| EXERCISE |
Only a number is wanted: how many lines in the listing contain the word "page"?

| ENTRIES SUPPLIED |
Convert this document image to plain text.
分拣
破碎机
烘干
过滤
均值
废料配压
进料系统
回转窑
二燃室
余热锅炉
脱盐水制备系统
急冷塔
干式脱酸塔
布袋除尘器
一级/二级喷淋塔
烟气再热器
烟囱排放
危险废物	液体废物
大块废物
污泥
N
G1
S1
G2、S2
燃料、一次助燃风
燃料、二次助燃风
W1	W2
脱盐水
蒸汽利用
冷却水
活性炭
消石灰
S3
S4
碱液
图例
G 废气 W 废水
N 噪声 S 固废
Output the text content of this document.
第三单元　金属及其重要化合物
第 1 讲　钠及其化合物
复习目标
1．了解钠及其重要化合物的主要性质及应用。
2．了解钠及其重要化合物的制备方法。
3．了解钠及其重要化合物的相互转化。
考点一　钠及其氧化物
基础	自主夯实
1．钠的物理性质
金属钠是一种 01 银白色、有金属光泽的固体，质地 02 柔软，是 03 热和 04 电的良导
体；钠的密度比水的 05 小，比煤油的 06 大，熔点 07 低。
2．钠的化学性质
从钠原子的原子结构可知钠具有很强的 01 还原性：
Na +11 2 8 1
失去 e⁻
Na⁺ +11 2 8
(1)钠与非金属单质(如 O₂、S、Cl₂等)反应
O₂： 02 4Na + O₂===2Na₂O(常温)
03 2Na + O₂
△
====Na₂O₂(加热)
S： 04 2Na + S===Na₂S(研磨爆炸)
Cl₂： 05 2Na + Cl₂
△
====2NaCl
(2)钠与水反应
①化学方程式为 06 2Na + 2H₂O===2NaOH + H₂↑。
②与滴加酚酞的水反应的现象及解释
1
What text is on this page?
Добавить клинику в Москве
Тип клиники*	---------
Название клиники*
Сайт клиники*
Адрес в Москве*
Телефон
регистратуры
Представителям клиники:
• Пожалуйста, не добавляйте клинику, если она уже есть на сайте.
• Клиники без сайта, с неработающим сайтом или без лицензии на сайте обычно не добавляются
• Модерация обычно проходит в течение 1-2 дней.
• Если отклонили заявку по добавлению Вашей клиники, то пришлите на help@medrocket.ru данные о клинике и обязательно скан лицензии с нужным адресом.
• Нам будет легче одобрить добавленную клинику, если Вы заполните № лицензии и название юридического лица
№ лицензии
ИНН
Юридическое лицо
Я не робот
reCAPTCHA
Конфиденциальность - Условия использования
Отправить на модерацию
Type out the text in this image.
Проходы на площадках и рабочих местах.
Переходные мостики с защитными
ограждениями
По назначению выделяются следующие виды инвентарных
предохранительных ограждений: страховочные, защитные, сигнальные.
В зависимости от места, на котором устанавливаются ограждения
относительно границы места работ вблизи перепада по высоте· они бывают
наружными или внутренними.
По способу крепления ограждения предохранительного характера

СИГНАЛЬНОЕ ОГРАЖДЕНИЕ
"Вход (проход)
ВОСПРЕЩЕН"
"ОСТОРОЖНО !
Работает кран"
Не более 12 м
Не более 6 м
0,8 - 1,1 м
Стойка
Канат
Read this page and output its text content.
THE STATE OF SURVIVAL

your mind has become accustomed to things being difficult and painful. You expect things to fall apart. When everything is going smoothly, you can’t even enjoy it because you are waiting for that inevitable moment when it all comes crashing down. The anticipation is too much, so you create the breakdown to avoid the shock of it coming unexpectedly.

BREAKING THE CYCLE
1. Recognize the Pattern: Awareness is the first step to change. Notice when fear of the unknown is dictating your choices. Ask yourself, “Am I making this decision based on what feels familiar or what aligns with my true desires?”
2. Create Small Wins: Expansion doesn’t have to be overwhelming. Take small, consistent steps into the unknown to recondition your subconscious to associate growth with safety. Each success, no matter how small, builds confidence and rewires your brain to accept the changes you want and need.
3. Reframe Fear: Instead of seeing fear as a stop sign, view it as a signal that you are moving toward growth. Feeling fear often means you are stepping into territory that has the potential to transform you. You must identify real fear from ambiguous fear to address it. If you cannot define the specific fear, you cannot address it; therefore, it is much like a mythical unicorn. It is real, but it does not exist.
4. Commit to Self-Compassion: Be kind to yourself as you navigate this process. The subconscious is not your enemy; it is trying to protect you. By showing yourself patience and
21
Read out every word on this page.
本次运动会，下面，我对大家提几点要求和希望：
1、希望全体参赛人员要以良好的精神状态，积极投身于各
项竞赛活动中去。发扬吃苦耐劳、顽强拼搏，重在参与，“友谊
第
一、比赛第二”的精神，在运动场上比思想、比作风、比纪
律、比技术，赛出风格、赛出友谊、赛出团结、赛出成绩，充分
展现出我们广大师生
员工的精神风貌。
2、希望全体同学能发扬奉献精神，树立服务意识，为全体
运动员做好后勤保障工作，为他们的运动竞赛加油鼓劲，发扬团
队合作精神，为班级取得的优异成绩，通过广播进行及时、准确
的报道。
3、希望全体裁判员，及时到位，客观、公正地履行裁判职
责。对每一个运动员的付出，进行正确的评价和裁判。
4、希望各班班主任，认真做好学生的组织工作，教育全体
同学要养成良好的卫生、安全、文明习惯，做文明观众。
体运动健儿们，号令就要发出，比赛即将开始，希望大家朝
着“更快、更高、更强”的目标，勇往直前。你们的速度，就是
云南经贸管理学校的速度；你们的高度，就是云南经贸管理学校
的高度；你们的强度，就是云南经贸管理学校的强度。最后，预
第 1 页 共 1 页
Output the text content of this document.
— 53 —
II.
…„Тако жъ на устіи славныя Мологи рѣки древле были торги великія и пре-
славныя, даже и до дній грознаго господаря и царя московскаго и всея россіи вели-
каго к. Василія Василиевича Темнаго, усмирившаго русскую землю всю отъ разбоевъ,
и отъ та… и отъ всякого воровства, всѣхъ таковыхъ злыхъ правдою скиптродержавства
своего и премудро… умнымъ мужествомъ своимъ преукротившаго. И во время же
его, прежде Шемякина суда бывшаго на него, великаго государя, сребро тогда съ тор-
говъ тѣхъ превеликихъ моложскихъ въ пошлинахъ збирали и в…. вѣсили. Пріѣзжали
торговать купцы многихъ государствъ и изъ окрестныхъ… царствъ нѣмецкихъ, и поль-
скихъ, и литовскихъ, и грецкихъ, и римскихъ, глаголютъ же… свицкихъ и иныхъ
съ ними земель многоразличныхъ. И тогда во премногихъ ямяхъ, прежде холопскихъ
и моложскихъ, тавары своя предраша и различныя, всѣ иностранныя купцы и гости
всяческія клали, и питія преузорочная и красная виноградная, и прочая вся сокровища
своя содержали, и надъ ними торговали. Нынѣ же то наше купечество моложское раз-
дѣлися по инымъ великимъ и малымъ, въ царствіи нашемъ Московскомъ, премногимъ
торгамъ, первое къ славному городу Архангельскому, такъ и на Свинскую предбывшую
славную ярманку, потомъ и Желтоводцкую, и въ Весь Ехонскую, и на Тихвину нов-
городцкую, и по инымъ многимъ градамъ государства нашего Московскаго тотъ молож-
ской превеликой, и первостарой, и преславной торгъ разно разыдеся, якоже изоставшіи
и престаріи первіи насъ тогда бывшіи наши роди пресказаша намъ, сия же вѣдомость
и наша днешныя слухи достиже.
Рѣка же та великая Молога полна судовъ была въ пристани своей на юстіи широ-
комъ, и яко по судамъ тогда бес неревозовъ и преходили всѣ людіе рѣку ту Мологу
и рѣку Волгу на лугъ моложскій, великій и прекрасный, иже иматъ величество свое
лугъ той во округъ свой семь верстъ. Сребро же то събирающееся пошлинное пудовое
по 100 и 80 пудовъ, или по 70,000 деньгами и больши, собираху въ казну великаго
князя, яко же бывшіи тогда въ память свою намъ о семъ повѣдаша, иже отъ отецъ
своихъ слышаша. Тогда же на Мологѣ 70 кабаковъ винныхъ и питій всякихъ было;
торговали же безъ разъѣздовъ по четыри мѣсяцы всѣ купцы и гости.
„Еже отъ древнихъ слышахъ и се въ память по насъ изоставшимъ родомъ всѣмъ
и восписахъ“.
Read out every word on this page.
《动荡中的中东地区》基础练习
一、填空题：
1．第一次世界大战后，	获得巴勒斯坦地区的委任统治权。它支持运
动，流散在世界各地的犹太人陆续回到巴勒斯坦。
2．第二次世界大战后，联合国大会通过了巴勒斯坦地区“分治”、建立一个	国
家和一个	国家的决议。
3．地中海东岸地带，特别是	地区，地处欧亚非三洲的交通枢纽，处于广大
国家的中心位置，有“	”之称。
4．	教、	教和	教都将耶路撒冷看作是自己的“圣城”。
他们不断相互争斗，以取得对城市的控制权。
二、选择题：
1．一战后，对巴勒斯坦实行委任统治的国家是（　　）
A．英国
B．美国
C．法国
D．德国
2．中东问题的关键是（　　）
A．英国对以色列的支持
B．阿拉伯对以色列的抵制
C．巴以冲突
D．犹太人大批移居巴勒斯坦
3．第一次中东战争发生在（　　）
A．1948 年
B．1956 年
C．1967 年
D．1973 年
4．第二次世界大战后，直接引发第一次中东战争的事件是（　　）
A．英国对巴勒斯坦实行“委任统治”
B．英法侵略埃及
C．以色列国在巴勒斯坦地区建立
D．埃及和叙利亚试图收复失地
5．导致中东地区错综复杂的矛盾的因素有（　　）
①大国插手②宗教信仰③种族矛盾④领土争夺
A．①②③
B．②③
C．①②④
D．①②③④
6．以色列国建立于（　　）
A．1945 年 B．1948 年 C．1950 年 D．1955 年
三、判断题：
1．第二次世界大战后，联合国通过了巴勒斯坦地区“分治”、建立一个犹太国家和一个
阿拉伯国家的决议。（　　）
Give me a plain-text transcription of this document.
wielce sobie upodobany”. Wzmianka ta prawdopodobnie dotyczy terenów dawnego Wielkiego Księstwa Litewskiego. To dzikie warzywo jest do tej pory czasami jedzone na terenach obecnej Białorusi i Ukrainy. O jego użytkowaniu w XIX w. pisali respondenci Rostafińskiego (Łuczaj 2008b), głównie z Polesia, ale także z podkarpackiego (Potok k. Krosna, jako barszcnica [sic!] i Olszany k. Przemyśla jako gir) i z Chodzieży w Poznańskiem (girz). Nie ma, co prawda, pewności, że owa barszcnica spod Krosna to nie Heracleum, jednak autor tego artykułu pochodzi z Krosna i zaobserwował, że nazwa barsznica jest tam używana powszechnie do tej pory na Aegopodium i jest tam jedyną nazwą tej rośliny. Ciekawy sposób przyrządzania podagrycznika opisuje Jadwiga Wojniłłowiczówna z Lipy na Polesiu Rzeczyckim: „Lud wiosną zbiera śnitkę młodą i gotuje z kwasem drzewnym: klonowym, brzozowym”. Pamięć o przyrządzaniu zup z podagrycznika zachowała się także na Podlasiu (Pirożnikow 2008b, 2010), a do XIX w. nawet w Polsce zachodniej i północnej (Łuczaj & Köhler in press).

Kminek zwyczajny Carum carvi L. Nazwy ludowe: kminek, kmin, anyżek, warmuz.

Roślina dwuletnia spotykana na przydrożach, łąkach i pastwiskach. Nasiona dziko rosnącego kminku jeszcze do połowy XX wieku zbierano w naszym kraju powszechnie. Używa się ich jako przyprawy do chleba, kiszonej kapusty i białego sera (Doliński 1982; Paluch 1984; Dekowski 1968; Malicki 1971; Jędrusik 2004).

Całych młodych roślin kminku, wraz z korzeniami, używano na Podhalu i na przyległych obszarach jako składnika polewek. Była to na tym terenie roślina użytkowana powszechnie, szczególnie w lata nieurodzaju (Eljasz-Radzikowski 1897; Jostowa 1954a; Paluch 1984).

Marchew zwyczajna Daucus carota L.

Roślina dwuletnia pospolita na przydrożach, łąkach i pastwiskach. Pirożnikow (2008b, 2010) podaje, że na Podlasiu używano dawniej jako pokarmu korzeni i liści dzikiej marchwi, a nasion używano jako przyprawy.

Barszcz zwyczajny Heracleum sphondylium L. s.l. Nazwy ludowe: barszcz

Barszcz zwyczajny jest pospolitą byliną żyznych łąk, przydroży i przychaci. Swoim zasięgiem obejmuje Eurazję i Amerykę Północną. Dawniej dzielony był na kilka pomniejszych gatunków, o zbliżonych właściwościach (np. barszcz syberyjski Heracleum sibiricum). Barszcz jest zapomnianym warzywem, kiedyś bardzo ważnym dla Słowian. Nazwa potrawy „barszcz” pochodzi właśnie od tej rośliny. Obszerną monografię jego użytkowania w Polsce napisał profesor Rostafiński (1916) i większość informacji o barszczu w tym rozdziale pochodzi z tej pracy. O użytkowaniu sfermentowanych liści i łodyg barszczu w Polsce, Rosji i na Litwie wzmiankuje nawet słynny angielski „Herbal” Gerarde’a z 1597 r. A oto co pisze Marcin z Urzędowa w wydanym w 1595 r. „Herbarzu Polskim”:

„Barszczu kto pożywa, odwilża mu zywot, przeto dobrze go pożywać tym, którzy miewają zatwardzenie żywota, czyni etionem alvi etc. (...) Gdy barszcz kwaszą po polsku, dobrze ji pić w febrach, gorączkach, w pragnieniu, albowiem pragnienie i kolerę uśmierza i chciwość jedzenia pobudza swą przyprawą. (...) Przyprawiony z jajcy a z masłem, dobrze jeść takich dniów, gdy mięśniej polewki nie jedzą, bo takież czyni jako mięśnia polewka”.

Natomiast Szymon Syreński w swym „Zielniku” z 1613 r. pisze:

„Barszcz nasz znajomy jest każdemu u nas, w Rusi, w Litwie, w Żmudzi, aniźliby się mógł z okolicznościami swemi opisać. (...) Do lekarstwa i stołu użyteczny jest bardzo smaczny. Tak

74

| EXPECTED ANSWER |
4